Figure collection entries:
============
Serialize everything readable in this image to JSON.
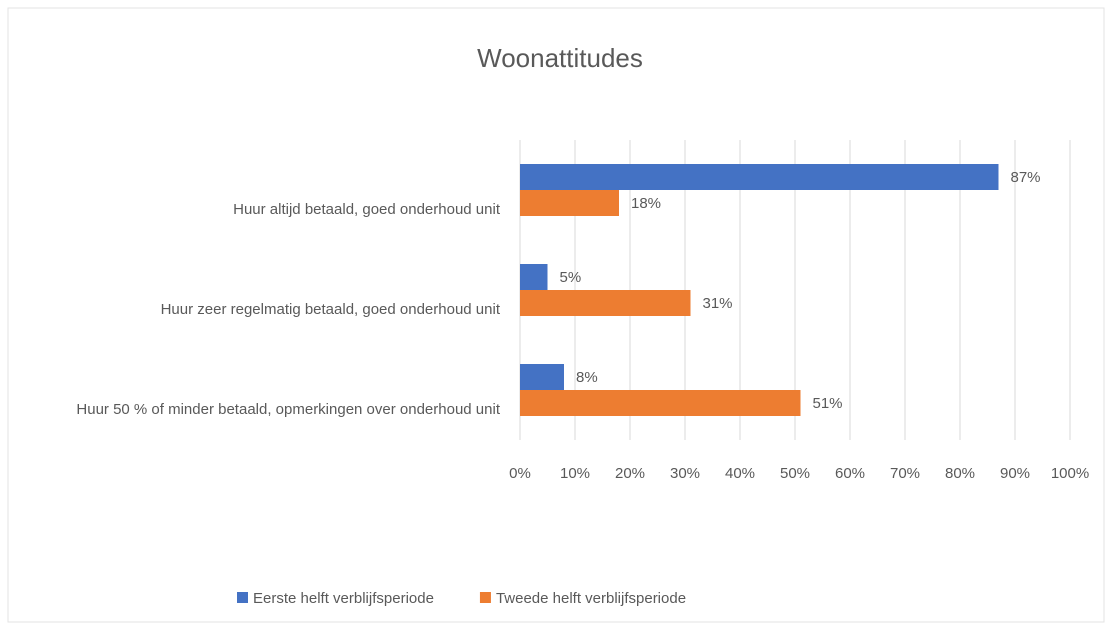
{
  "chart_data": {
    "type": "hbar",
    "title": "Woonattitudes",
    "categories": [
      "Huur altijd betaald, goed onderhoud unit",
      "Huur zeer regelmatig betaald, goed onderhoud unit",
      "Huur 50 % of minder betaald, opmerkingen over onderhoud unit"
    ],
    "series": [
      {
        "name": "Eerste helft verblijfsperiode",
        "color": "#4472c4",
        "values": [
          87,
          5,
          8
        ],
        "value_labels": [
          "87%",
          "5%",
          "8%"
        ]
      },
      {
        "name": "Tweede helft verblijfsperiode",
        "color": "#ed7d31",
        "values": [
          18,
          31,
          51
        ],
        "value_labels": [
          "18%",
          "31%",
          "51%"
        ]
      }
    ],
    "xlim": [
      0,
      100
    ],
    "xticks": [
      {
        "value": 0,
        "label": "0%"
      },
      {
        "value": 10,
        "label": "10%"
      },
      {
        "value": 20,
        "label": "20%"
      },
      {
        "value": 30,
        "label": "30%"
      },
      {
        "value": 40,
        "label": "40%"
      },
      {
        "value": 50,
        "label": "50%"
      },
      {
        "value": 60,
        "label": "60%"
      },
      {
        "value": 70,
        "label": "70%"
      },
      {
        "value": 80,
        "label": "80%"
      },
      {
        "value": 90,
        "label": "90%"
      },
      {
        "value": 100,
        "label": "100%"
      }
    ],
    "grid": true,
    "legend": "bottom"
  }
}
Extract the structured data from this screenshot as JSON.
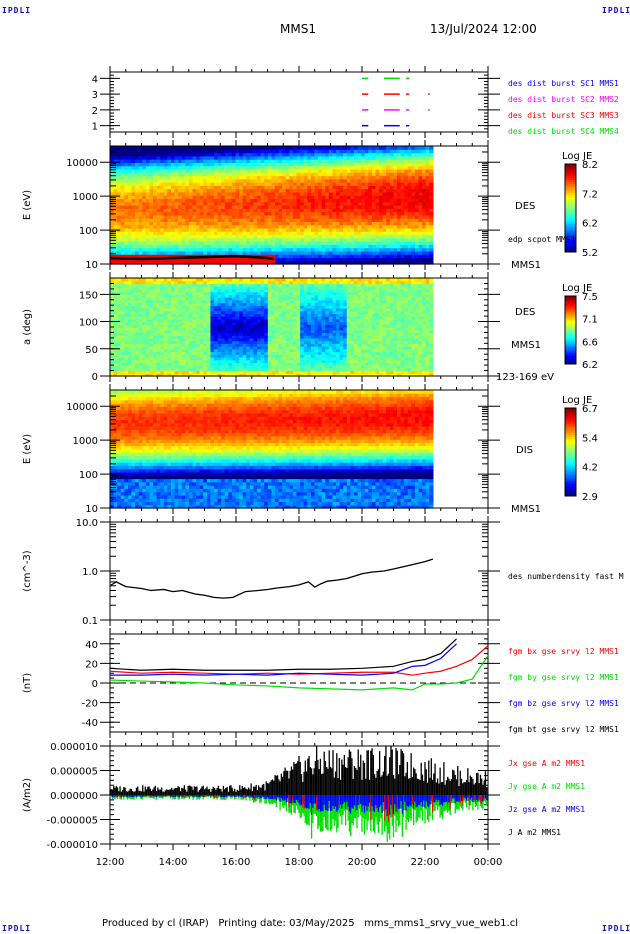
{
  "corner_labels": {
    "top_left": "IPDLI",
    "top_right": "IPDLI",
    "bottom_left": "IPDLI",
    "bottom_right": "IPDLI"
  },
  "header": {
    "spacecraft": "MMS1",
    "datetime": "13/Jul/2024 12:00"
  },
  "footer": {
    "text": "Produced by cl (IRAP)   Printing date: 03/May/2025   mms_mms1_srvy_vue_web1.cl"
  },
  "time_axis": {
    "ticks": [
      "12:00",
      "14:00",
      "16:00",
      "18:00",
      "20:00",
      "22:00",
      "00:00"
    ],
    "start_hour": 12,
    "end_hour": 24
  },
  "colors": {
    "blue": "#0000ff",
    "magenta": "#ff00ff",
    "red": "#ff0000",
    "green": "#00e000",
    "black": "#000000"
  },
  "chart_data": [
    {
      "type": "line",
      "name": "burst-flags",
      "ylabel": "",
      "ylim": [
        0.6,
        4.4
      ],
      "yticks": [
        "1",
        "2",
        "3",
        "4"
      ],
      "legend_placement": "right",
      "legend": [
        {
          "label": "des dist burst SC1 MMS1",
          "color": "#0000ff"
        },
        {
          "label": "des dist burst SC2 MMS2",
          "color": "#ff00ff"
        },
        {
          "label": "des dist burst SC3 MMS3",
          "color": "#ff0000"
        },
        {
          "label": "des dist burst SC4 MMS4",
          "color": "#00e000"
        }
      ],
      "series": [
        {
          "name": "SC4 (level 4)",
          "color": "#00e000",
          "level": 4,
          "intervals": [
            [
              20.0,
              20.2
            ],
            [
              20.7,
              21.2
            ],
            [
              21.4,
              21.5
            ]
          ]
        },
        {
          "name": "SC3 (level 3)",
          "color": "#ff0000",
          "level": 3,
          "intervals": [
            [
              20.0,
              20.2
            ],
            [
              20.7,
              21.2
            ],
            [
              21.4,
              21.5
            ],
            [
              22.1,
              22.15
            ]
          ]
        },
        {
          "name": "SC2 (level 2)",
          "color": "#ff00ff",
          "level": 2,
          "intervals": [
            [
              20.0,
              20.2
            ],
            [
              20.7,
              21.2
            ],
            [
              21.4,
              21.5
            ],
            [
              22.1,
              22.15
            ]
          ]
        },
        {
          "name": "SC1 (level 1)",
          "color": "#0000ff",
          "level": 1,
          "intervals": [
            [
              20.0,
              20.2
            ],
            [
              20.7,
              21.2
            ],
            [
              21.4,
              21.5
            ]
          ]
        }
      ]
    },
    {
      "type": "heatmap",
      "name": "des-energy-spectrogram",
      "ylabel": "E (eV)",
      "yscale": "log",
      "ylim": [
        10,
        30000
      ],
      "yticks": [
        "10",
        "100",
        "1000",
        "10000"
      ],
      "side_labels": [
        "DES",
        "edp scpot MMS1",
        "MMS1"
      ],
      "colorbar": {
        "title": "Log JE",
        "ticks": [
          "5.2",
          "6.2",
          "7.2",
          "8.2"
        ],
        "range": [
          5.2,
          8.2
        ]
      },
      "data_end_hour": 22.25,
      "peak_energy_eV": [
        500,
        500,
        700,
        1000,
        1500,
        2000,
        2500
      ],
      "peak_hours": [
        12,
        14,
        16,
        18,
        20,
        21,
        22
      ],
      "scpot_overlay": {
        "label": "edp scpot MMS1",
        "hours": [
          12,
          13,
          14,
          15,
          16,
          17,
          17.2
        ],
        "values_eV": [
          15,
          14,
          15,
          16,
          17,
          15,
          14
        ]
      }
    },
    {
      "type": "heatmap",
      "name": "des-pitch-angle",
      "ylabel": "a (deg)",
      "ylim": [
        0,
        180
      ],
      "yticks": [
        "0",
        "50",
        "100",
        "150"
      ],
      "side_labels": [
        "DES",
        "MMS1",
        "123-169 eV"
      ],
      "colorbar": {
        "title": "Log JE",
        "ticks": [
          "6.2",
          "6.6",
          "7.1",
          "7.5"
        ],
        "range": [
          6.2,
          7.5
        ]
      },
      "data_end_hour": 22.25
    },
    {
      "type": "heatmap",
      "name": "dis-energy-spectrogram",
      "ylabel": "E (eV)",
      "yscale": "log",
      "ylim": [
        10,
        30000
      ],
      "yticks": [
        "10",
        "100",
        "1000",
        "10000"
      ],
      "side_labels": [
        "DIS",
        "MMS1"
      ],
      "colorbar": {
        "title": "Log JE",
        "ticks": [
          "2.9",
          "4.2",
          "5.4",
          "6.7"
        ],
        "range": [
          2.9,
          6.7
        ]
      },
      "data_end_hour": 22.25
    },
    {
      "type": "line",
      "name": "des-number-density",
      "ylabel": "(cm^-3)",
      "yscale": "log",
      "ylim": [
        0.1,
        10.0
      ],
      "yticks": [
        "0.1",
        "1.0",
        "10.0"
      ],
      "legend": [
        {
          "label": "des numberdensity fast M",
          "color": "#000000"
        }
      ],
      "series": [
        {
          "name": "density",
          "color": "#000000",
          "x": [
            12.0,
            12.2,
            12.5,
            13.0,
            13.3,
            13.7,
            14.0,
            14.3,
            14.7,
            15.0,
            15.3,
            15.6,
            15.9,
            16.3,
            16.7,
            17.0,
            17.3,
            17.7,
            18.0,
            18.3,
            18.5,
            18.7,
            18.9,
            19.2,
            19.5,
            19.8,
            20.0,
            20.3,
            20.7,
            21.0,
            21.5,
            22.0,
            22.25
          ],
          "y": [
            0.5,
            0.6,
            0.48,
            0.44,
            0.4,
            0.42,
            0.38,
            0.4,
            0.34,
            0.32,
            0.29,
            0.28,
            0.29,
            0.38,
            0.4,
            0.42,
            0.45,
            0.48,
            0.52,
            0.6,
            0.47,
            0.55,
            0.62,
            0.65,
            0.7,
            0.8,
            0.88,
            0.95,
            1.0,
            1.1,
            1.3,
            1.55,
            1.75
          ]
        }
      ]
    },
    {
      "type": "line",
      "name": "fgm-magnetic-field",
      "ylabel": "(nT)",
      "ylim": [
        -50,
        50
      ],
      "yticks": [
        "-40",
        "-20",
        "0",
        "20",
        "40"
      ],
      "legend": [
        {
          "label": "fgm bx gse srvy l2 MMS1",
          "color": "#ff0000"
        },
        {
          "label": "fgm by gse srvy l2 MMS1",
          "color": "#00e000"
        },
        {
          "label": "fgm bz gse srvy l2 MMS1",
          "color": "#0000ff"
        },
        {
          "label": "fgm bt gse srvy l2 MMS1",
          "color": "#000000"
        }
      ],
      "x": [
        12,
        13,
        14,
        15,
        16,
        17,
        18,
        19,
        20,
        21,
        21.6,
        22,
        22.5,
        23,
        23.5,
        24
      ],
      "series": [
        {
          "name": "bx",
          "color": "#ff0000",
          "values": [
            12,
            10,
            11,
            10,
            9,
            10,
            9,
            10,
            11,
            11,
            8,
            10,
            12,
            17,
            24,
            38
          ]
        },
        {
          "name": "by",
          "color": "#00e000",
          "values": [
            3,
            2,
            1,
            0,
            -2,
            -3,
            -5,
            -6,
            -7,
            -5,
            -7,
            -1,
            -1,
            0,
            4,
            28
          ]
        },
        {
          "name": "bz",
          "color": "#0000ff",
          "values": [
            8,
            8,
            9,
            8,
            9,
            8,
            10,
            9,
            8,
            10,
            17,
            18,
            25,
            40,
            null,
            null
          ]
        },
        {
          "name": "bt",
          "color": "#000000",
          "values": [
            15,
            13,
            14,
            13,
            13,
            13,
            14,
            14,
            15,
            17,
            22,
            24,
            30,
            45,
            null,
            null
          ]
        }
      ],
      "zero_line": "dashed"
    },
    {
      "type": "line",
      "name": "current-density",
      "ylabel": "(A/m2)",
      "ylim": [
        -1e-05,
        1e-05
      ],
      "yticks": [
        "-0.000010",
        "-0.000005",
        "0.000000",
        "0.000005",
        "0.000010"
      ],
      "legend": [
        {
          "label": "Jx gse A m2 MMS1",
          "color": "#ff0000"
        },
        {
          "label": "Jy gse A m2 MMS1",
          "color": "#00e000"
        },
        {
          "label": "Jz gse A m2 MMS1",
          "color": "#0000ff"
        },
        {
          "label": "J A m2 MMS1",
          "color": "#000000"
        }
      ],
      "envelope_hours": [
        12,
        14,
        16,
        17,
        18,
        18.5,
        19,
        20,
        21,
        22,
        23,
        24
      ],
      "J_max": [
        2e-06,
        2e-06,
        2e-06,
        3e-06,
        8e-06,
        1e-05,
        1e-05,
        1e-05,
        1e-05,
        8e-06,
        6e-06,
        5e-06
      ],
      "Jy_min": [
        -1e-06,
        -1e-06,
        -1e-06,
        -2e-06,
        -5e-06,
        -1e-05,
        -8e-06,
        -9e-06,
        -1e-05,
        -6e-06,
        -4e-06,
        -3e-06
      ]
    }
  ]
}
============
**Task**
Your task is to pick out every line with the string "unit" and copy it.

**Answer in full**
      "Huur altijd betaald, goed onderhoud unit",
      "Huur zeer regelmatig betaald, goed onderhoud unit",
      "Huur 50 % of minder betaald, opmerkingen over onderhoud unit"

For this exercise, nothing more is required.